(Data items)
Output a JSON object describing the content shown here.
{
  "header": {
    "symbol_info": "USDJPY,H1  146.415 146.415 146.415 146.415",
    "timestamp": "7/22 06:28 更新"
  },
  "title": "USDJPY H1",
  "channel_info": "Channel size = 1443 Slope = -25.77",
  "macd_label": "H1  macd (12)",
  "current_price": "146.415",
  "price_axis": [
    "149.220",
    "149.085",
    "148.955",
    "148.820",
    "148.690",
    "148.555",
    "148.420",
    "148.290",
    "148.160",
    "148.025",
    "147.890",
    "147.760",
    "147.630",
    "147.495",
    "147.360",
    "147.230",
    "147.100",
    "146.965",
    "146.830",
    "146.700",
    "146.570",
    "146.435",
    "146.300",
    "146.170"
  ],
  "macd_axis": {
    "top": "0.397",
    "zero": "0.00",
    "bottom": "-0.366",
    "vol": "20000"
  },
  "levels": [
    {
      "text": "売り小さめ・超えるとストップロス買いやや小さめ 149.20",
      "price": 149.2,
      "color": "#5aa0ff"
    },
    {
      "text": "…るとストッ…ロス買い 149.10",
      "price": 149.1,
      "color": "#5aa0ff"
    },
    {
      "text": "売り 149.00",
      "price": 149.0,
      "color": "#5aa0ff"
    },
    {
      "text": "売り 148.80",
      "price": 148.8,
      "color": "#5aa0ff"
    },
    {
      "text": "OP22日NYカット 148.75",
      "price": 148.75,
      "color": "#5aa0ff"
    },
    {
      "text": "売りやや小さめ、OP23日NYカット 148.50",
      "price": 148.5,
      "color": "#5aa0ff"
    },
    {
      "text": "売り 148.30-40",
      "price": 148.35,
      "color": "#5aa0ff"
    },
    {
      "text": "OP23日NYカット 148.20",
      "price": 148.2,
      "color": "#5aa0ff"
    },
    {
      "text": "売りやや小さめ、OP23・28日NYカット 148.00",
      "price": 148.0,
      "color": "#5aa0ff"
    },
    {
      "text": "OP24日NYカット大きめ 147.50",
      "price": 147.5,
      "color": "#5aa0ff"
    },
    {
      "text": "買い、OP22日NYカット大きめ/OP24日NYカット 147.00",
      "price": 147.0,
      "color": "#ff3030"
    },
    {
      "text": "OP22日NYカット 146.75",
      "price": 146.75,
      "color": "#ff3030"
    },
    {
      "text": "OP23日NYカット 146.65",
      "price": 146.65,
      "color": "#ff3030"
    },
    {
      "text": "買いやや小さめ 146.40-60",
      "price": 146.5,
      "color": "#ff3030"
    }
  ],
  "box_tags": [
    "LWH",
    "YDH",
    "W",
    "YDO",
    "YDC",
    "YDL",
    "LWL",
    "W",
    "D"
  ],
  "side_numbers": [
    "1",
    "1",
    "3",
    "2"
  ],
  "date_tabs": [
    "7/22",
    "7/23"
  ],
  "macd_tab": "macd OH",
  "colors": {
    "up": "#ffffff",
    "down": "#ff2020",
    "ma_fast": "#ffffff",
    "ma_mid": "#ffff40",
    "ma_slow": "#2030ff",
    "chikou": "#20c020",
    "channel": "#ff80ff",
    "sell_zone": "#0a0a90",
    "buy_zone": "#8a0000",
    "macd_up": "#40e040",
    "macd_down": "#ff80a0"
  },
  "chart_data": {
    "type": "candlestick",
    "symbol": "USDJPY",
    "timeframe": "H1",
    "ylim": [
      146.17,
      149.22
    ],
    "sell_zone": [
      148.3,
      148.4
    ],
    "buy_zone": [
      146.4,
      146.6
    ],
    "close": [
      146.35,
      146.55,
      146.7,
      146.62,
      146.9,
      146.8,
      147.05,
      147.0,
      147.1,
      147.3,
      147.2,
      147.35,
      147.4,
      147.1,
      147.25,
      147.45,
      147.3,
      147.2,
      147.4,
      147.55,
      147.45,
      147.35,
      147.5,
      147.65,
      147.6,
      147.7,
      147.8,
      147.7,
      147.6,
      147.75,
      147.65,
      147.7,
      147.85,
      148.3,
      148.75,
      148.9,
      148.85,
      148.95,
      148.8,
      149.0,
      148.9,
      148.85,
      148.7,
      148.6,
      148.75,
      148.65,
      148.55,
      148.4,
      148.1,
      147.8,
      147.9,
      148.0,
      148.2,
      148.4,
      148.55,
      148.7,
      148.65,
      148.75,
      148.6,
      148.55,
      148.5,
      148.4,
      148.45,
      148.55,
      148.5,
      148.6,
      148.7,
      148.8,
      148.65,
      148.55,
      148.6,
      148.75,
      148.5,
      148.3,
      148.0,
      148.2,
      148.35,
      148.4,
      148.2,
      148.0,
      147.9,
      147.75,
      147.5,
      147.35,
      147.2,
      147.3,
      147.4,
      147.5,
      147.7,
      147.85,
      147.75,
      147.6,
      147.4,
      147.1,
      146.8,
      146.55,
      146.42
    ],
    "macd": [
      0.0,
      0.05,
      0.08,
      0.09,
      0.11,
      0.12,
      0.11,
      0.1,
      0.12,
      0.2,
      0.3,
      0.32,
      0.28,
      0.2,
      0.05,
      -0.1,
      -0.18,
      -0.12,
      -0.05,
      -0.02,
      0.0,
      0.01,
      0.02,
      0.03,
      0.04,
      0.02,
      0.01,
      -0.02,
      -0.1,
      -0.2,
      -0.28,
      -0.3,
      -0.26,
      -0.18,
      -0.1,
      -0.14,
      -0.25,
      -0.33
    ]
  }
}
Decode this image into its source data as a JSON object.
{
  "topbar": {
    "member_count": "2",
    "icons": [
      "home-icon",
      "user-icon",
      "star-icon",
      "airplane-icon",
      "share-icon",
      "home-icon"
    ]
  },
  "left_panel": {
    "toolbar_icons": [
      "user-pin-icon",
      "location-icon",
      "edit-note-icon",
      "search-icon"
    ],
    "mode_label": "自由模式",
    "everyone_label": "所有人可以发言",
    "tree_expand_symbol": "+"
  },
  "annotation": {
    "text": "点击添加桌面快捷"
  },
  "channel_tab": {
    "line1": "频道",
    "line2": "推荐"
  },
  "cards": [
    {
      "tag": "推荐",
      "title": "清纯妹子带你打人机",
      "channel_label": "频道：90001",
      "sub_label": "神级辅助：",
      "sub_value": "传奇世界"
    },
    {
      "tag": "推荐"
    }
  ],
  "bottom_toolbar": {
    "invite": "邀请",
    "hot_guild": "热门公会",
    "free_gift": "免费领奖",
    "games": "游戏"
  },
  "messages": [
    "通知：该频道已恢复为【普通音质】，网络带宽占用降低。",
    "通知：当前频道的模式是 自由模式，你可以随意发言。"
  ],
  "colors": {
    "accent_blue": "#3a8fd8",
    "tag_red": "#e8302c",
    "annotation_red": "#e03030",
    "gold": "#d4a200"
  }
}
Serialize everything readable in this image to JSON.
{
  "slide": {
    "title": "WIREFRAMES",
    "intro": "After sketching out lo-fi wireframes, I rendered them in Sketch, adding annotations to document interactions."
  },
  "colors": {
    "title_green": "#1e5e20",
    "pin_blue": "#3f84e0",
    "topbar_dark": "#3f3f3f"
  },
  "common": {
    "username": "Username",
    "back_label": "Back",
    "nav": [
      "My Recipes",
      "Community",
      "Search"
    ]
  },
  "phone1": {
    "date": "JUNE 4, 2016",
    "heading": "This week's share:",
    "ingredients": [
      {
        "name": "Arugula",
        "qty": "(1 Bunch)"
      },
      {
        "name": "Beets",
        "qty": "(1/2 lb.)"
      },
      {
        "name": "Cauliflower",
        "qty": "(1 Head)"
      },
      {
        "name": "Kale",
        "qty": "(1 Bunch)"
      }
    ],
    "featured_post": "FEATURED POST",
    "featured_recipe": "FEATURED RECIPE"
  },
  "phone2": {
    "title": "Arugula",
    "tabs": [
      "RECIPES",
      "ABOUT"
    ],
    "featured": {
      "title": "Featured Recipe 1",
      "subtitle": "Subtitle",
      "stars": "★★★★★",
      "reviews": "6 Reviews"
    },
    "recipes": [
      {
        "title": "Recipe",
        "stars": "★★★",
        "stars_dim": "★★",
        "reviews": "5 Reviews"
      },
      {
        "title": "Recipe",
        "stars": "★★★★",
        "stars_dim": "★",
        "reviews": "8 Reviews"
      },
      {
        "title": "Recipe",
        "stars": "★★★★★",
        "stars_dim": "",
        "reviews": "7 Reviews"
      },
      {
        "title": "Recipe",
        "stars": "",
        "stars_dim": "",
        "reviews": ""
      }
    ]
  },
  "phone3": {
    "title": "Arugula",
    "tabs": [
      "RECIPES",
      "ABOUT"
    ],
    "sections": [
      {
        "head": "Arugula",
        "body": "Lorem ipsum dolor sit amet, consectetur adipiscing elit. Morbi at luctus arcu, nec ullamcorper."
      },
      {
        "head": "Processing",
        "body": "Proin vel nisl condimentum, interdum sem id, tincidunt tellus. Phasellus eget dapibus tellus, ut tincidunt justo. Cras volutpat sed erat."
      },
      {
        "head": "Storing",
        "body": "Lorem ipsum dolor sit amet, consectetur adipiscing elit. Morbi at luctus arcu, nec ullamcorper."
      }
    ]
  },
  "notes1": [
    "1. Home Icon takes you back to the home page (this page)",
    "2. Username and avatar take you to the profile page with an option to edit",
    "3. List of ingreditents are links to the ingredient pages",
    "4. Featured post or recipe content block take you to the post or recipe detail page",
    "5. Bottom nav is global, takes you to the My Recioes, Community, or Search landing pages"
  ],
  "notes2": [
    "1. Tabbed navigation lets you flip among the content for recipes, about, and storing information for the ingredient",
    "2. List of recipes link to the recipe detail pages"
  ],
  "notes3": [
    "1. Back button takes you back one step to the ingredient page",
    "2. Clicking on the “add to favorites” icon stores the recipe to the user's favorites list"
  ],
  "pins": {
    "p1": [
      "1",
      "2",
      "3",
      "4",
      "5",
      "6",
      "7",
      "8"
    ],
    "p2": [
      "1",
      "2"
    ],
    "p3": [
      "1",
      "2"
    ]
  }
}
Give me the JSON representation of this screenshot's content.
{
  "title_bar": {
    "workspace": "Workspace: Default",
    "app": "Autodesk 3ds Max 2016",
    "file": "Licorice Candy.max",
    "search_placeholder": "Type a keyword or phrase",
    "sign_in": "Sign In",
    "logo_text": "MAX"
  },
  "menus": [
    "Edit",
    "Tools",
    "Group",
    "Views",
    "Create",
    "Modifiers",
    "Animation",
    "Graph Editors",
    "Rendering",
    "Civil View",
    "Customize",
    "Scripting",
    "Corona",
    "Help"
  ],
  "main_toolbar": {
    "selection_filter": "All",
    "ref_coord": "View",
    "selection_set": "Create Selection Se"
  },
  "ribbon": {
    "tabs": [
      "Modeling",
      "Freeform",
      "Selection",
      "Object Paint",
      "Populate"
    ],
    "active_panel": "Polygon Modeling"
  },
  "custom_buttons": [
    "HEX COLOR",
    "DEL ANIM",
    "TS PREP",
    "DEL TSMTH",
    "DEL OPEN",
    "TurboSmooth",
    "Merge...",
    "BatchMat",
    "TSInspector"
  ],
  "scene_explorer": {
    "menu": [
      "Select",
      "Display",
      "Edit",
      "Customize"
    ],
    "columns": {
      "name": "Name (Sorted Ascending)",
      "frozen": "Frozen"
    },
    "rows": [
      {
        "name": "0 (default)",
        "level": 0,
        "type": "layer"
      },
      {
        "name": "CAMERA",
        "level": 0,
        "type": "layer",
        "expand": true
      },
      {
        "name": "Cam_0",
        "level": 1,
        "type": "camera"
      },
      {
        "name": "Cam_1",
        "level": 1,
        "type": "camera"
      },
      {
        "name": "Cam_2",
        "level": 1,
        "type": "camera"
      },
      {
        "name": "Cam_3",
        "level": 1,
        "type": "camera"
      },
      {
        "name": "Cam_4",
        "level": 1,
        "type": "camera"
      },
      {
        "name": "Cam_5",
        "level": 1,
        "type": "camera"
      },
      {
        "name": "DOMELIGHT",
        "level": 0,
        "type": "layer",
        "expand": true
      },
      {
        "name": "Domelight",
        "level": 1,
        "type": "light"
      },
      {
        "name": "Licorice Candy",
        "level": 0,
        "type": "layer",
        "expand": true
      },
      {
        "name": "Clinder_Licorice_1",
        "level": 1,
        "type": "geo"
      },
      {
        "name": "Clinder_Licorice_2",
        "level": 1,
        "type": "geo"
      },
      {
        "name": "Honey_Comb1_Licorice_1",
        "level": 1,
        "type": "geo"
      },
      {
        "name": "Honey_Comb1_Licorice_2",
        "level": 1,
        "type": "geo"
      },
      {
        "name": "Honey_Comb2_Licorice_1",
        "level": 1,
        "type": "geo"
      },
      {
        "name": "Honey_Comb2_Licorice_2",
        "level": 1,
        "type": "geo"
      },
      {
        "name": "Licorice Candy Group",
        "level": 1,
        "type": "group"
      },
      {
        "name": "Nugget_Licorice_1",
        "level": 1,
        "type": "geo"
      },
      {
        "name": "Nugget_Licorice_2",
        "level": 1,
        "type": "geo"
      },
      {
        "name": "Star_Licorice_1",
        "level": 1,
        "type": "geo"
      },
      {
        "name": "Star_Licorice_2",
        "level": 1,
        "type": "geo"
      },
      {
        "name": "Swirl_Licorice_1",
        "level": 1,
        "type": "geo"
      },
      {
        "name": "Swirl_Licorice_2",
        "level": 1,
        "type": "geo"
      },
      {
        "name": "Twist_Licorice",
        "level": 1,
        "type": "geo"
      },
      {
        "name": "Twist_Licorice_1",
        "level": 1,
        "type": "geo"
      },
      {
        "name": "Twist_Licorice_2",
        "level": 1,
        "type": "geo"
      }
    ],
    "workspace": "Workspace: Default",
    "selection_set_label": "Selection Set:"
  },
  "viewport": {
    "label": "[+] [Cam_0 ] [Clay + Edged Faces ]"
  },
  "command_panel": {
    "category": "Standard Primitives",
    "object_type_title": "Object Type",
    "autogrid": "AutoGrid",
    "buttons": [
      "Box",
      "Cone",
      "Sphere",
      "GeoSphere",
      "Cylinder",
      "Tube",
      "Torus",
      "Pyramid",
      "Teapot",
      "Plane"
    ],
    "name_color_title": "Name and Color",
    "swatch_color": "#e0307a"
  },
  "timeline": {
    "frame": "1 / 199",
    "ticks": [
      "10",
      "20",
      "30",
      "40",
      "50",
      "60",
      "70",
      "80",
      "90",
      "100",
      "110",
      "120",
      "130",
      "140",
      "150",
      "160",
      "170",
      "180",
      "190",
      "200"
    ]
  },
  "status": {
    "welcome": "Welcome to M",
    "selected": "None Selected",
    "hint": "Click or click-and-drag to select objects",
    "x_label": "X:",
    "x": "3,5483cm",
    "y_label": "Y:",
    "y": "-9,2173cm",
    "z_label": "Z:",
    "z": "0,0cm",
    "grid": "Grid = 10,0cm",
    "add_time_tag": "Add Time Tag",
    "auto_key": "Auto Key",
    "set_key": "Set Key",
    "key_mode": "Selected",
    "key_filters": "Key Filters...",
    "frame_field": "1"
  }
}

(WHAT YOU NEED TO DO) Only the number is wanted: how many lines of the material above include the word "Username"?

(FULL OUTPUT) 2